Start of Input rows
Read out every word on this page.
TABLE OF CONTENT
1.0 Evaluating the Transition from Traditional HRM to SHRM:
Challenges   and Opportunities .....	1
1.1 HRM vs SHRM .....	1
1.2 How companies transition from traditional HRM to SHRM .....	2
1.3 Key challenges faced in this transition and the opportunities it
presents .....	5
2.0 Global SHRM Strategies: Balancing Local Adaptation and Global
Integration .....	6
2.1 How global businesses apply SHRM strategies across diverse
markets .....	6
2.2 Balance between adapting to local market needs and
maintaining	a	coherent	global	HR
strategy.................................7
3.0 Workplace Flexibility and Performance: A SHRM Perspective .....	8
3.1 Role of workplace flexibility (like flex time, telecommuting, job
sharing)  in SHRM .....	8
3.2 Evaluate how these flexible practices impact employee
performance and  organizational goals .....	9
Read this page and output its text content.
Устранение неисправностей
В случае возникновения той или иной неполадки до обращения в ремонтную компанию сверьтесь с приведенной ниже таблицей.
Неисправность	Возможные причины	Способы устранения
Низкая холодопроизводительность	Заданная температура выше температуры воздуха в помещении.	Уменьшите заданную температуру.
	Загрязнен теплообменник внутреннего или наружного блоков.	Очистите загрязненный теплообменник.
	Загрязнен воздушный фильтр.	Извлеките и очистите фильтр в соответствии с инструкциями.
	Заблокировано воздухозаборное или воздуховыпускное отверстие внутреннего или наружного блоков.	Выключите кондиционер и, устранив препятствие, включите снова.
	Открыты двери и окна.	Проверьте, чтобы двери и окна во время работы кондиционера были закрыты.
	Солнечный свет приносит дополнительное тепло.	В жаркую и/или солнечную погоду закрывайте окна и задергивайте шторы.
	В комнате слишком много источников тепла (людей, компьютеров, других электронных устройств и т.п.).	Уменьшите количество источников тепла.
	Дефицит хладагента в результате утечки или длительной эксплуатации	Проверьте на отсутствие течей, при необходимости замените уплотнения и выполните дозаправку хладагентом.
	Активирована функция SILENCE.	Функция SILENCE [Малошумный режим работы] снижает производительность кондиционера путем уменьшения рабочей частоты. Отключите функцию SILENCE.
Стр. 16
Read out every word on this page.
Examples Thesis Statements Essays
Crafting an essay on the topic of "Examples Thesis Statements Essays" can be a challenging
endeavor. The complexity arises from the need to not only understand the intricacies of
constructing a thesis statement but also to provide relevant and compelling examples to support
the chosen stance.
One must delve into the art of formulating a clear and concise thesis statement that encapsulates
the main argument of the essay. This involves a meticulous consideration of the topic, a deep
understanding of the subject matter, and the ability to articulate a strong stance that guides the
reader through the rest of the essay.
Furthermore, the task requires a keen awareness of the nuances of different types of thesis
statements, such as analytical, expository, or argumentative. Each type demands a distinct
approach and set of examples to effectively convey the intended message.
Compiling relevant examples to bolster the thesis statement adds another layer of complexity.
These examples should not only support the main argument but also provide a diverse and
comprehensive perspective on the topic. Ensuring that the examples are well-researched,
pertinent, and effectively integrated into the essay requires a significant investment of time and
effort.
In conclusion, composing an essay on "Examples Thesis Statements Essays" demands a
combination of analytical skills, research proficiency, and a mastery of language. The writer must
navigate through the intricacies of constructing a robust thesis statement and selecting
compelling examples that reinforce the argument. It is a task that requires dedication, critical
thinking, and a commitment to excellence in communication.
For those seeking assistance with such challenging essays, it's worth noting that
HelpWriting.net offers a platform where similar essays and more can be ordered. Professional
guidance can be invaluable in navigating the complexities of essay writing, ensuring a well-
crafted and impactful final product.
End of Input rows
- **Task to carry out**:
Transcribe every record above exactly as it appears.

- **The solution**:
Read out every word on this page.
TABLE OF CONTENT
1.0 Evaluating the Transition from Traditional HRM to SHRM:
Challenges   and Opportunities .....	1
1.1 HRM vs SHRM .....	1
1.2 How companies transition from traditional HRM to SHRM .....	2
1.3 Key challenges faced in this transition and the opportunities it
presents .....	5
2.0 Global SHRM Strategies: Balancing Local Adaptation and Global
Integration .....	6
2.1 How global businesses apply SHRM strategies across diverse
markets .....	6
2.2 Balance between adapting to local market needs and
maintaining	a	coherent	global	HR
strategy.................................7
3.0 Workplace Flexibility and Performance: A SHRM Perspective .....	8
3.1 Role of workplace flexibility (like flex time, telecommuting, job
sharing)  in SHRM .....	8
3.2 Evaluate how these flexible practices impact employee
performance and  organizational goals .....	9
Read this page and output its text content.
Устранение неисправностей
В случае возникновения той или иной неполадки до обращения в ремонтную компанию сверьтесь с приведенной ниже таблицей.
Неисправность	Возможные причины	Способы устранения
Низкая холодопроизводительность	Заданная температура выше температуры воздуха в помещении.	Уменьшите заданную температуру.
	Загрязнен теплообменник внутреннего или наружного блоков.	Очистите загрязненный теплообменник.
	Загрязнен воздушный фильтр.	Извлеките и очистите фильтр в соответствии с инструкциями.
	Заблокировано воздухозаборное или воздуховыпускное отверстие внутреннего или наружного блоков.	Выключите кондиционер и, устранив препятствие, включите снова.
	Открыты двери и окна.	Проверьте, чтобы двери и окна во время работы кондиционера были закрыты.
	Солнечный свет приносит дополнительное тепло.	В жаркую и/или солнечную погоду закрывайте окна и задергивайте шторы.
	В комнате слишком много источников тепла (людей, компьютеров, других электронных устройств и т.п.).	Уменьшите количество источников тепла.
	Дефицит хладагента в результате утечки или длительной эксплуатации	Проверьте на отсутствие течей, при необходимости замените уплотнения и выполните дозаправку хладагентом.
	Активирована функция SILENCE.	Функция SILENCE [Малошумный режим работы] снижает производительность кондиционера путем уменьшения рабочей частоты. Отключите функцию SILENCE.
Стр. 16
Read out every word on this page.
Examples Thesis Statements Essays
Crafting an essay on the topic of "Examples Thesis Statements Essays" can be a challenging
endeavor. The complexity arises from the need to not only understand the intricacies of
constructing a thesis statement but also to provide relevant and compelling examples to support
the chosen stance.
One must delve into the art of formulating a clear and concise thesis statement that encapsulates
the main argument of the essay. This involves a meticulous consideration of the topic, a deep
understanding of the subject matter, and the ability to articulate a strong stance that guides the
reader through the rest of the essay.
Furthermore, the task requires a keen awareness of the nuances of different types of thesis
statements, such as analytical, expository, or argumentative. Each type demands a distinct
approach and set of examples to effectively convey the intended message.
Compiling relevant examples to bolster the thesis statement adds another layer of complexity.
These examples should not only support the main argument but also provide a diverse and
comprehensive perspective on the topic. Ensuring that the examples are well-researched,
pertinent, and effectively integrated into the essay requires a significant investment of time and
effort.
In conclusion, composing an essay on "Examples Thesis Statements Essays" demands a
combination of analytical skills, research proficiency, and a mastery of language. The writer must
navigate through the intricacies of constructing a robust thesis statement and selecting
compelling examples that reinforce the argument. It is a task that requires dedication, critical
thinking, and a commitment to excellence in communication.
For those seeking assistance with such challenging essays, it's worth noting that
HelpWriting.net offers a platform where similar essays and more can be ordered. Professional
guidance can be invaluable in navigating the complexities of essay writing, ensuring a well-
crafted and impactful final product.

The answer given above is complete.